━━━ Input for this task ━━━

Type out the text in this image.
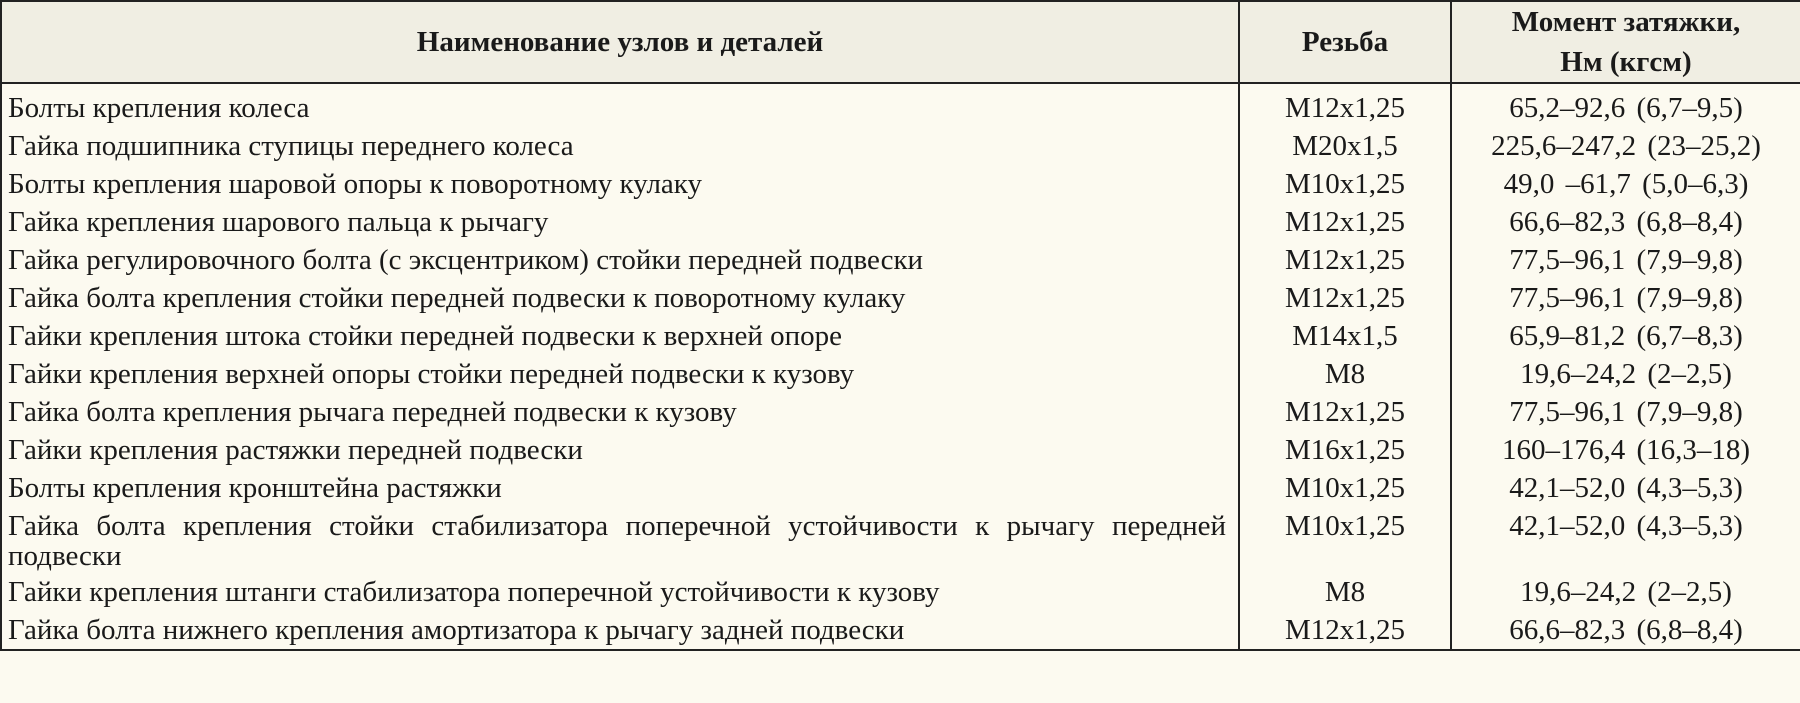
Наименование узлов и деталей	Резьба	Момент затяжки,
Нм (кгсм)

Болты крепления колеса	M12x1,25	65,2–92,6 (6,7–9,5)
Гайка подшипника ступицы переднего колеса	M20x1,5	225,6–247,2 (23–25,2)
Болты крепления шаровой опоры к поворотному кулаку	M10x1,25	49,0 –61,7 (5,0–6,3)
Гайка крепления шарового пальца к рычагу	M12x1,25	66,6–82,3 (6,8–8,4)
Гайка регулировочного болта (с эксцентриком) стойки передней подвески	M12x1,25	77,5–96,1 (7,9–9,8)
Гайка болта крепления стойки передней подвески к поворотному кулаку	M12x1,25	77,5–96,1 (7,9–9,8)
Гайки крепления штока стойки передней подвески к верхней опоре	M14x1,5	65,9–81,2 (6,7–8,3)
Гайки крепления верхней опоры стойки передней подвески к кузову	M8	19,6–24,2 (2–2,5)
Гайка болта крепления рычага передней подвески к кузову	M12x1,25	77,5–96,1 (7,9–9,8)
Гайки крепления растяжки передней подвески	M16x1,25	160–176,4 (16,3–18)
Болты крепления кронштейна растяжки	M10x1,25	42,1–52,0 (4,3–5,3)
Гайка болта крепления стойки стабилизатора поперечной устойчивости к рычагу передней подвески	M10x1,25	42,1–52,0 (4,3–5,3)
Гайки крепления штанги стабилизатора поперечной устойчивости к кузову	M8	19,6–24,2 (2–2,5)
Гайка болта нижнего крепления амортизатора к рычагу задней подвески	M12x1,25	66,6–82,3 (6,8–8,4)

━━━

[Exercise description]: Within the material above, find the lines that contain the word "подвески"; copy them.

[Exercise result]:
Гайка регулировочного болта (с эксцентриком) стойки передней подвески	M12x1,25	77,5–96,1 (7,9–9,8)
Гайка болта крепления стойки передней подвески к поворотному кулаку	M12x1,25	77,5–96,1 (7,9–9,8)
Гайки крепления штока стойки передней подвески к верхней опоре	M14x1,5	65,9–81,2 (6,7–8,3)
Гайки крепления верхней опоры стойки передней подвески к кузову	M8	19,6–24,2 (2–2,5)
Гайка болта крепления рычага передней подвески к кузову	M12x1,25	77,5–96,1 (7,9–9,8)
Гайки крепления растяжки передней подвески	M16x1,25	160–176,4 (16,3–18)
Гайка болта крепления стойки стабилизатора поперечной устойчивости к рычагу передней подвески	M10x1,25	42,1–52,0 (4,3–5,3)
Гайка болта нижнего крепления амортизатора к рычагу задней подвески	M12x1,25	66,6–82,3 (6,8–8,4)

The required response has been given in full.